To do:
Find every line in the records below that holds the word "ylabel" and copy it.

>> Start

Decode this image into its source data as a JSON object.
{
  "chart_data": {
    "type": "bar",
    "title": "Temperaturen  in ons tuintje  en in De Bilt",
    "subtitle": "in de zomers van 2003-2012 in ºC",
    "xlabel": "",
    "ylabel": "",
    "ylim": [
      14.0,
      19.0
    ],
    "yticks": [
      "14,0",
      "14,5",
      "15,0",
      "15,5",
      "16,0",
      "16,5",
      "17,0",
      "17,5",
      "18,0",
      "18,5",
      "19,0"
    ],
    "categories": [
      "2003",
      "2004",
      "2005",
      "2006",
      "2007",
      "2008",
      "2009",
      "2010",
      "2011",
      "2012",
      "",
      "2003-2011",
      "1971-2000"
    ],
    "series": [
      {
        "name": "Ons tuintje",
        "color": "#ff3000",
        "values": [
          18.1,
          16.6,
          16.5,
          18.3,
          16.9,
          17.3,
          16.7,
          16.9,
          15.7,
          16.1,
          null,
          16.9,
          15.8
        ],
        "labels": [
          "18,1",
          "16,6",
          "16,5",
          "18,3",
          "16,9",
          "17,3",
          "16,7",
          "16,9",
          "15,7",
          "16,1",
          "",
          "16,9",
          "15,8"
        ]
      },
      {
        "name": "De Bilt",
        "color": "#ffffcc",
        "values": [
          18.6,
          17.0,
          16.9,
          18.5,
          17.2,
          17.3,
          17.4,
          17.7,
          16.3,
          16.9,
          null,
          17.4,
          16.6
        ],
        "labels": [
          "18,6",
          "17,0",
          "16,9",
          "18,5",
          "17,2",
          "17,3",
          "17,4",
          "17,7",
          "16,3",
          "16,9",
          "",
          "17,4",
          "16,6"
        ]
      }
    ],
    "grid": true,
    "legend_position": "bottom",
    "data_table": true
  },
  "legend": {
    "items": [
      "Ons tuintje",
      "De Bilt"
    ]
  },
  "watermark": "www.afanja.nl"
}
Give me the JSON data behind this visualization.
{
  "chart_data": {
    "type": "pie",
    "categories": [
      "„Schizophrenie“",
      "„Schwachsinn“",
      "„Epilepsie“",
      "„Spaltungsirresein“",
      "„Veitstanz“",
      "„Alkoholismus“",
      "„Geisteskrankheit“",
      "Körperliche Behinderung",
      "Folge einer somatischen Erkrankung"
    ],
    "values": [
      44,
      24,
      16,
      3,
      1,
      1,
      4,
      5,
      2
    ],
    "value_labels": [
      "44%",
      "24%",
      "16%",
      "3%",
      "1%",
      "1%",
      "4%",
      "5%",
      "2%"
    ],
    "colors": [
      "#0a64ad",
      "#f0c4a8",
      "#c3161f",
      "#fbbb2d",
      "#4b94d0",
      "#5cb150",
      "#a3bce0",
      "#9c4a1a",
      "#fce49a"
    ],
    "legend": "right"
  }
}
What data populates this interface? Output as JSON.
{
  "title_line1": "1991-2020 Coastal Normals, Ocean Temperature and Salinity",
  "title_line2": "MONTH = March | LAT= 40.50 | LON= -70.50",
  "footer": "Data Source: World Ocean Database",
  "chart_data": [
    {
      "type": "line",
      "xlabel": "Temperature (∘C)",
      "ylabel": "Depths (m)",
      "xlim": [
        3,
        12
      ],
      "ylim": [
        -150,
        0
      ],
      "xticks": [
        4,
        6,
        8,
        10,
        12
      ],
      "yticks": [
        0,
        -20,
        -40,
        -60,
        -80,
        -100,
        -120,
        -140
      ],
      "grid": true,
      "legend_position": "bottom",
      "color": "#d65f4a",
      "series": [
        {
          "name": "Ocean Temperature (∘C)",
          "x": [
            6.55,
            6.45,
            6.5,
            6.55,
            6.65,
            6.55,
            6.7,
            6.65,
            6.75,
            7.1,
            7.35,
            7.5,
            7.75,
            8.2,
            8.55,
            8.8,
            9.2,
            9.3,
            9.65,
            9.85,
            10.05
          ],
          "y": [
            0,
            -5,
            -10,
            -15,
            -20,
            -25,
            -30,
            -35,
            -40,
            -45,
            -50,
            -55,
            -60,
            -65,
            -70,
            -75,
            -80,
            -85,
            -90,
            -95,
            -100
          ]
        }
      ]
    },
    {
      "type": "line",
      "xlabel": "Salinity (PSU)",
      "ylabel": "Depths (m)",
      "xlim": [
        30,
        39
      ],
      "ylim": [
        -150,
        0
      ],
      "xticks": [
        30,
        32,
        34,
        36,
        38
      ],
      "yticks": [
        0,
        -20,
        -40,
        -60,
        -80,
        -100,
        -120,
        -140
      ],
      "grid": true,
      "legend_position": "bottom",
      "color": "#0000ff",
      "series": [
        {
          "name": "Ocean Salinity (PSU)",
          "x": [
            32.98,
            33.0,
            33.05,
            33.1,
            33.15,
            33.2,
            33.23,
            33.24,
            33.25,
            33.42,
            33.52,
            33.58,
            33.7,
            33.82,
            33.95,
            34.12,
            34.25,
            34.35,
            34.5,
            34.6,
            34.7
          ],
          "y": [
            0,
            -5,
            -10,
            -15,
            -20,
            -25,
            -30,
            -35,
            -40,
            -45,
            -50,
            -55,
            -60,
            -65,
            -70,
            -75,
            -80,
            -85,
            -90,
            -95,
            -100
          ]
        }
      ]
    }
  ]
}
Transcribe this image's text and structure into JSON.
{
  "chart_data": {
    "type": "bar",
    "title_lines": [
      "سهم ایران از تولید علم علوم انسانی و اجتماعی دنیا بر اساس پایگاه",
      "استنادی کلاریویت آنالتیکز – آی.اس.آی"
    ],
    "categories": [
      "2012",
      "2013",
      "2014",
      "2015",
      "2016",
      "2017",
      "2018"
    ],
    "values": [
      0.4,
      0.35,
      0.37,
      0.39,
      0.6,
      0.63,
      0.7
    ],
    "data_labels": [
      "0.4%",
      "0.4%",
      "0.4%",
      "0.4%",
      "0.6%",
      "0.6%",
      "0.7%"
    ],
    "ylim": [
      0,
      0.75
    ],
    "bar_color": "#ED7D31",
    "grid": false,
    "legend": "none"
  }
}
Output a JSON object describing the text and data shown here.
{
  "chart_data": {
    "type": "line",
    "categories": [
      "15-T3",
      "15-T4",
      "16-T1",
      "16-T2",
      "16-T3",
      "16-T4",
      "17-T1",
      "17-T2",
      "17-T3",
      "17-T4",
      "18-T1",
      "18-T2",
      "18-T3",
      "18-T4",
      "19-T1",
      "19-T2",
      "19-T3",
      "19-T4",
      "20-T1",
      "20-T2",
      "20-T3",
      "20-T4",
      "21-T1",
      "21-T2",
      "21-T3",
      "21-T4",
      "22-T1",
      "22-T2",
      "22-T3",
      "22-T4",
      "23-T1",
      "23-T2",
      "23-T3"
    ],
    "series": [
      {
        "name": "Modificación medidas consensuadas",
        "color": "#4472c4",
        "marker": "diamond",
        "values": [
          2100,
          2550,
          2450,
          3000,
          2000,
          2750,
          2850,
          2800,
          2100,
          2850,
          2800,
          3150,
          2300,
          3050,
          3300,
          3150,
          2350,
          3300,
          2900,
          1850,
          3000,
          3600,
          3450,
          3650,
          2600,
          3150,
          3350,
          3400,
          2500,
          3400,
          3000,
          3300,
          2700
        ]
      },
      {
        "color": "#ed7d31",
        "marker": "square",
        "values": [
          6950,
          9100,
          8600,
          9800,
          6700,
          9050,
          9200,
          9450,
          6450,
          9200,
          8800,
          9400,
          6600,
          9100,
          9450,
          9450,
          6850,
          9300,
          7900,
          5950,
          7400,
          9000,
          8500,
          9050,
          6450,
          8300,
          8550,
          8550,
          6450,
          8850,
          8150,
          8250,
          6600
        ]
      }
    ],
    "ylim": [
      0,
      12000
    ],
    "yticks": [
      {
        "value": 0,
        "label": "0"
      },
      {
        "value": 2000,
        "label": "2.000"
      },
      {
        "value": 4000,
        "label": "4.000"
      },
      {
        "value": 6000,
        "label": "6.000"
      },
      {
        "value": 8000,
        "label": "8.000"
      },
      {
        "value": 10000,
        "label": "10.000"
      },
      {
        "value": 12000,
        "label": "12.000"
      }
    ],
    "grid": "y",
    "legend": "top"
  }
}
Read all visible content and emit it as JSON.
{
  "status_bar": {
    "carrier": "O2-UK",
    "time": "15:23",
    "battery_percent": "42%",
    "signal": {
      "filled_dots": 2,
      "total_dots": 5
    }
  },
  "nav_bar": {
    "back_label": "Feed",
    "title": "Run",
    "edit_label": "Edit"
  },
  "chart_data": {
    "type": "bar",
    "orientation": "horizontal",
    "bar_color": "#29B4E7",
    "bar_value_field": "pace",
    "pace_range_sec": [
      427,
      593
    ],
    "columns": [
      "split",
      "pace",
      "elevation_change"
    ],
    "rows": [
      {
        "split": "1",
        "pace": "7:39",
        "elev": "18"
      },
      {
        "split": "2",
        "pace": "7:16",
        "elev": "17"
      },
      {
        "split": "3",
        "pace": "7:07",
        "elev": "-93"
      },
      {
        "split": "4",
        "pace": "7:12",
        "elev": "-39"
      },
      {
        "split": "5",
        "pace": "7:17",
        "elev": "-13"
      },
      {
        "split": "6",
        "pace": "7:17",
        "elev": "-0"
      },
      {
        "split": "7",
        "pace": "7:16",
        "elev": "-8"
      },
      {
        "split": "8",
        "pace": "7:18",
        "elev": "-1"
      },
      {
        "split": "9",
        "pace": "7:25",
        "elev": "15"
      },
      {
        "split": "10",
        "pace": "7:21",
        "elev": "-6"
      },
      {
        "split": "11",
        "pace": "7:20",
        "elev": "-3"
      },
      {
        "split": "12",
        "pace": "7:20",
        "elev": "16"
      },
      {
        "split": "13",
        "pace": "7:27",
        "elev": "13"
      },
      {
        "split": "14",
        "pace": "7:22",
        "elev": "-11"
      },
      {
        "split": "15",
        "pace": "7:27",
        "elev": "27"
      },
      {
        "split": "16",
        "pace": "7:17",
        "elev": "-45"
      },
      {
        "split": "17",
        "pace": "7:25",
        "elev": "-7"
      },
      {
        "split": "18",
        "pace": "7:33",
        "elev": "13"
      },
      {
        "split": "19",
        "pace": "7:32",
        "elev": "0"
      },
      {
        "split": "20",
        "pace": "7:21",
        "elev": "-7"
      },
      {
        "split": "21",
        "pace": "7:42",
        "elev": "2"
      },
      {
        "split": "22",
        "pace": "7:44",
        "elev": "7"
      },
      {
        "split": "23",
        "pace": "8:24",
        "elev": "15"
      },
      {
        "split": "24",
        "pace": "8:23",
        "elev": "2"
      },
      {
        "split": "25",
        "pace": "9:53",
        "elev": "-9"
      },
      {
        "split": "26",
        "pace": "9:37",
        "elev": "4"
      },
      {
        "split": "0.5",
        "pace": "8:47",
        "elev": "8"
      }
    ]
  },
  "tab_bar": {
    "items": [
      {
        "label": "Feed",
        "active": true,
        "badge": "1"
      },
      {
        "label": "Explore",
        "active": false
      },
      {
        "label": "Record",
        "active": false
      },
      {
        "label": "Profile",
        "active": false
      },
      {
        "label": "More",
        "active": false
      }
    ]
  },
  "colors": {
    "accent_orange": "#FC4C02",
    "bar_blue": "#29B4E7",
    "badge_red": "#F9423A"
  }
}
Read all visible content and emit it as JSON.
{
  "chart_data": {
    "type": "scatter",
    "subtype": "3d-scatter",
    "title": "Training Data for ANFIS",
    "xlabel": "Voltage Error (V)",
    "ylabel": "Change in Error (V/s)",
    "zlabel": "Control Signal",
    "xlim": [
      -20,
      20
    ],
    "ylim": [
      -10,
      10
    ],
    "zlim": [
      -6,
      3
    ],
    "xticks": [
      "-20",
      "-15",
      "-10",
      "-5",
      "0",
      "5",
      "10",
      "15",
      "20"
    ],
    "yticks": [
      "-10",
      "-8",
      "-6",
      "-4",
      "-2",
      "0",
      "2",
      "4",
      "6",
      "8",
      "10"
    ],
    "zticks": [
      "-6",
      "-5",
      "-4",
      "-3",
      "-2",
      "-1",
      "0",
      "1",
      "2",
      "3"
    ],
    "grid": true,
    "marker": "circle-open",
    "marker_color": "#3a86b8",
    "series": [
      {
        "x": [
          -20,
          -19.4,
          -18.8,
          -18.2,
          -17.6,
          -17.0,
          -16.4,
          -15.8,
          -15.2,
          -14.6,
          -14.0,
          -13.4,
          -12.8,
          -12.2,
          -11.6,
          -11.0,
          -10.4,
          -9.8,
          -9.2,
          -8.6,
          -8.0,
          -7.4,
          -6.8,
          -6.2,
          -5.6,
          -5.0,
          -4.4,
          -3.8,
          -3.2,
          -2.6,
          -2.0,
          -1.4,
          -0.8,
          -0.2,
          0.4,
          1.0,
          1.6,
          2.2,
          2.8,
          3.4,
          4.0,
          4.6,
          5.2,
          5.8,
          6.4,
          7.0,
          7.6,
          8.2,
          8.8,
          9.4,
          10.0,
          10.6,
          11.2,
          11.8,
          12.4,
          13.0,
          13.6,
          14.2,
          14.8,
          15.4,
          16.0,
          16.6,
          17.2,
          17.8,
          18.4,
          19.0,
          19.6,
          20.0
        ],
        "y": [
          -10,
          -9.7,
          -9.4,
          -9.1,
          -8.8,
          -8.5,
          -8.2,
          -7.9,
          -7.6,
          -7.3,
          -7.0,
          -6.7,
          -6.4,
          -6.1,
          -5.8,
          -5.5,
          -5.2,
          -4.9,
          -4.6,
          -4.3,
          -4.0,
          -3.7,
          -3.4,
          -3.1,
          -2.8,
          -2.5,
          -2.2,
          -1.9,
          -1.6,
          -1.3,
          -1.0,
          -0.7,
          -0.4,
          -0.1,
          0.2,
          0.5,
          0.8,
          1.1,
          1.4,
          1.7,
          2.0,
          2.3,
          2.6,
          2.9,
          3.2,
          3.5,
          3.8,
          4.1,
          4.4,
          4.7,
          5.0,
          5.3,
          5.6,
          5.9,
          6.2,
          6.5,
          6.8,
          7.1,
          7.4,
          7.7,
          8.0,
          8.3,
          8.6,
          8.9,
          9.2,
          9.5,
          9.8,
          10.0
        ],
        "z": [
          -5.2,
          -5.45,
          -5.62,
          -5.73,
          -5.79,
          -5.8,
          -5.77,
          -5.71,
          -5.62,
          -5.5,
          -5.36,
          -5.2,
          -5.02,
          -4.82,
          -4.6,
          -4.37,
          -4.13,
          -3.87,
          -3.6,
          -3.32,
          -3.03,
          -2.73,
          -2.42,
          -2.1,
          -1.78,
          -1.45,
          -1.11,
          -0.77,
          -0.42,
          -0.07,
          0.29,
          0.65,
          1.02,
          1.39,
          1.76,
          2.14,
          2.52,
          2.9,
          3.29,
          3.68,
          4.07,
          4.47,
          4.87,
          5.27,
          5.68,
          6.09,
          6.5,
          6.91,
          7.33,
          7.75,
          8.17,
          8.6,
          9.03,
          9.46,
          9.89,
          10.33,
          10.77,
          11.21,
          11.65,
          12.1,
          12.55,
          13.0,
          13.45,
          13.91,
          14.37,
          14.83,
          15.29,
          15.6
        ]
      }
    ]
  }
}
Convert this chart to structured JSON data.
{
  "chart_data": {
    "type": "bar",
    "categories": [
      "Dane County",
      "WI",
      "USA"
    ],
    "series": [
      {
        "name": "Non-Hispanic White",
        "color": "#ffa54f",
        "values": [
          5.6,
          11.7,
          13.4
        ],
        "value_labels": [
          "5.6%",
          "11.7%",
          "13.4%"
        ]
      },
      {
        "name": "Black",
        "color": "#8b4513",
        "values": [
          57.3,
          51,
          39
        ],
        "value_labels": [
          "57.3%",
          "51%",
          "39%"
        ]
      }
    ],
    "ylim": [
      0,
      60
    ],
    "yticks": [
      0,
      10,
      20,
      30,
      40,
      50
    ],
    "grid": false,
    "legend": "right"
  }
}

>> End

Result below:
    "ylabel": "",
      "ylabel": "Depths (m)",
      "ylabel": "Depths (m)",
    "ylabel": "Change in Error (V/s)",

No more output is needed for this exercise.